=== Records shown ===

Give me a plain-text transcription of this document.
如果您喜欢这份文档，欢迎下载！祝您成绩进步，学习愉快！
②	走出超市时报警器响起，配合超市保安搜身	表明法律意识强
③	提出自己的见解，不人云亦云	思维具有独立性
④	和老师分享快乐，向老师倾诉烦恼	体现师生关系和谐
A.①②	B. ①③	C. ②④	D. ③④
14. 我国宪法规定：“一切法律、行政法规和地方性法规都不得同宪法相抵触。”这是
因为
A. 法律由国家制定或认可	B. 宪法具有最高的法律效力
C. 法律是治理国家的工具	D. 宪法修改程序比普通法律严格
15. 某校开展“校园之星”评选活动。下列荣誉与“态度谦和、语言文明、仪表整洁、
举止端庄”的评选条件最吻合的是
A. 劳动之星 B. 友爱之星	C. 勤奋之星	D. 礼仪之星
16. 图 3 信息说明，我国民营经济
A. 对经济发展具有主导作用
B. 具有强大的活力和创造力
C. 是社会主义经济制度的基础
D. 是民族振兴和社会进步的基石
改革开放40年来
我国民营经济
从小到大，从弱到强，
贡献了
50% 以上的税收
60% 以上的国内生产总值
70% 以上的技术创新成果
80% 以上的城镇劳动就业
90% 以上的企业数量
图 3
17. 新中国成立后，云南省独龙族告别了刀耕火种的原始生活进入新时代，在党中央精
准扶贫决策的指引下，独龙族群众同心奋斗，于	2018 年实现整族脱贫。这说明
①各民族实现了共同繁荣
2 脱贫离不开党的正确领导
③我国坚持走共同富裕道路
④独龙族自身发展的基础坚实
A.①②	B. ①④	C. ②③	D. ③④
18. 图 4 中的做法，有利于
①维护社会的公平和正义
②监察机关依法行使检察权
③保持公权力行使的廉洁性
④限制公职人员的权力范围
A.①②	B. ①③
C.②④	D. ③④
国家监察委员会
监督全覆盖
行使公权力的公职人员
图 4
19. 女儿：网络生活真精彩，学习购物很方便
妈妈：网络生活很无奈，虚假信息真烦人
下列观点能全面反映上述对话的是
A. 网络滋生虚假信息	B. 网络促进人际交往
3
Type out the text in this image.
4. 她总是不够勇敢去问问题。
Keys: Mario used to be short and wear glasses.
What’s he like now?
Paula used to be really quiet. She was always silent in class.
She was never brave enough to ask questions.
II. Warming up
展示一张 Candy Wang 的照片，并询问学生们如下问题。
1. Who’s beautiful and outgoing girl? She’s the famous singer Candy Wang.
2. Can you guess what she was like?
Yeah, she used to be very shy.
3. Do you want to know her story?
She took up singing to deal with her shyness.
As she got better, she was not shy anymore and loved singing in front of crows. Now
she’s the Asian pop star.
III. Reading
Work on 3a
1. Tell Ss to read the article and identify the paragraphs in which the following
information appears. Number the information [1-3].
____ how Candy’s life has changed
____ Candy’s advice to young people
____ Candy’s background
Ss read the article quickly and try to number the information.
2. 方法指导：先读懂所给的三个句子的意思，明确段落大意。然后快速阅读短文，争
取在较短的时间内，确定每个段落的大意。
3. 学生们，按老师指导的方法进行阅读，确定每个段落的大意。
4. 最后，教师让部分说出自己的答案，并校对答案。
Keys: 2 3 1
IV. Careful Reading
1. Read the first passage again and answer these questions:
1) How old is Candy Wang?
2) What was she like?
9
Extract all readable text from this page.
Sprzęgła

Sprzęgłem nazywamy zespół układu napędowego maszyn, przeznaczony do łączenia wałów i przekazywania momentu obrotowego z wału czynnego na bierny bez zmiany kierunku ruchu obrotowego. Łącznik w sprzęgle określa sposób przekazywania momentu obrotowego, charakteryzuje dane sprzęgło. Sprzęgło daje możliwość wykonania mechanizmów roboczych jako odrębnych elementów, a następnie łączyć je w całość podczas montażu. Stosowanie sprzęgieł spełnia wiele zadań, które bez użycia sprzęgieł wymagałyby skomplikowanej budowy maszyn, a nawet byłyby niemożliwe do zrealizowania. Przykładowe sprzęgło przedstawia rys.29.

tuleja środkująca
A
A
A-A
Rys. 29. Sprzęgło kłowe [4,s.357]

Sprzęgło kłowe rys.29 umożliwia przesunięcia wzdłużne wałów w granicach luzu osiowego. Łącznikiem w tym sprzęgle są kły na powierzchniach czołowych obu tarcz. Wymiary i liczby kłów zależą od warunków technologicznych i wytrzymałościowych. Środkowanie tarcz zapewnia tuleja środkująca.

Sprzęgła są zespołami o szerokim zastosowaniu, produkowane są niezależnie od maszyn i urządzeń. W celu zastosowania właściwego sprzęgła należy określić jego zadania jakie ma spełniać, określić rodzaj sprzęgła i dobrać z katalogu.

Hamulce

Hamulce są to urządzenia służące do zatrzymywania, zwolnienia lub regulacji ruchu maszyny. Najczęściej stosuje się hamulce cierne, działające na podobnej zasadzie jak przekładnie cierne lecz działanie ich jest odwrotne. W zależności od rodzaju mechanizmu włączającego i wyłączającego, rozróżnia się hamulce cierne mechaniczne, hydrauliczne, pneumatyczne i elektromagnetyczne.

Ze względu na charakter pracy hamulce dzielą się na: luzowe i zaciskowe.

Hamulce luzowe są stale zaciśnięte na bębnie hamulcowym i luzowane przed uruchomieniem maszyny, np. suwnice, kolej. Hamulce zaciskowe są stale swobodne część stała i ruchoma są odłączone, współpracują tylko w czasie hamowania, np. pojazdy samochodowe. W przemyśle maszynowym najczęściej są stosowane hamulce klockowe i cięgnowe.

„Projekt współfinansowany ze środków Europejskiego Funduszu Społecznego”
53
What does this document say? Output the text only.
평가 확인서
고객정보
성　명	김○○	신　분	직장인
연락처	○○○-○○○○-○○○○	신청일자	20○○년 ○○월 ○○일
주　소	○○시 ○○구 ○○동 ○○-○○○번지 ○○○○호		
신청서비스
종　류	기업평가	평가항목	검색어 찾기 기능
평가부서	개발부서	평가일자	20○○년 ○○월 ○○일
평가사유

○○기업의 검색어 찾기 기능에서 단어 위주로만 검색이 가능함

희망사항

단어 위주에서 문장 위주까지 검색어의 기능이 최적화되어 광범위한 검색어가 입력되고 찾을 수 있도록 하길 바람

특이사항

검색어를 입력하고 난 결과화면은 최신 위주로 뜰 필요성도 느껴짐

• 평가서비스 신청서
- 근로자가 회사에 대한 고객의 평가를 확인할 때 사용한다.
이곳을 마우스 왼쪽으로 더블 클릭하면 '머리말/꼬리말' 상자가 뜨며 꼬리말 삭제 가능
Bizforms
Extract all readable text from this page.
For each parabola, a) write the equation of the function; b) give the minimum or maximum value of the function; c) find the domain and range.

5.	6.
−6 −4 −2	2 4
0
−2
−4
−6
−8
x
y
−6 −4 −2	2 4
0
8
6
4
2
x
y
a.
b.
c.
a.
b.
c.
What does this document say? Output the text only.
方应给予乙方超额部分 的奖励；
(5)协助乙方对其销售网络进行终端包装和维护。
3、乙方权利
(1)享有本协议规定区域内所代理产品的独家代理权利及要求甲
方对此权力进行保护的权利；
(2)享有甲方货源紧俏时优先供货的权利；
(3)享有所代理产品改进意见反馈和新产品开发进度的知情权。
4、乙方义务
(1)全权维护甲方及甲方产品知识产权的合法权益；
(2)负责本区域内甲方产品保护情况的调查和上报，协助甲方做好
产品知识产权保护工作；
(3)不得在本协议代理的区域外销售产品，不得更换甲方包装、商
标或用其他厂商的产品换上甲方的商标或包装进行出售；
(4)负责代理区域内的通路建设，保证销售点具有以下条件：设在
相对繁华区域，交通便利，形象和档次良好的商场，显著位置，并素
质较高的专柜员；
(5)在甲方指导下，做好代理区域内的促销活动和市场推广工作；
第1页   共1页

===

**Challenge:** Copy each line from the records above that includes the string "used".

**Task answer:**
Keys: Mario used to be short and wear glasses.
Paula used to be really quiet. She was always silent in class.
Yeah, she used to be very shy.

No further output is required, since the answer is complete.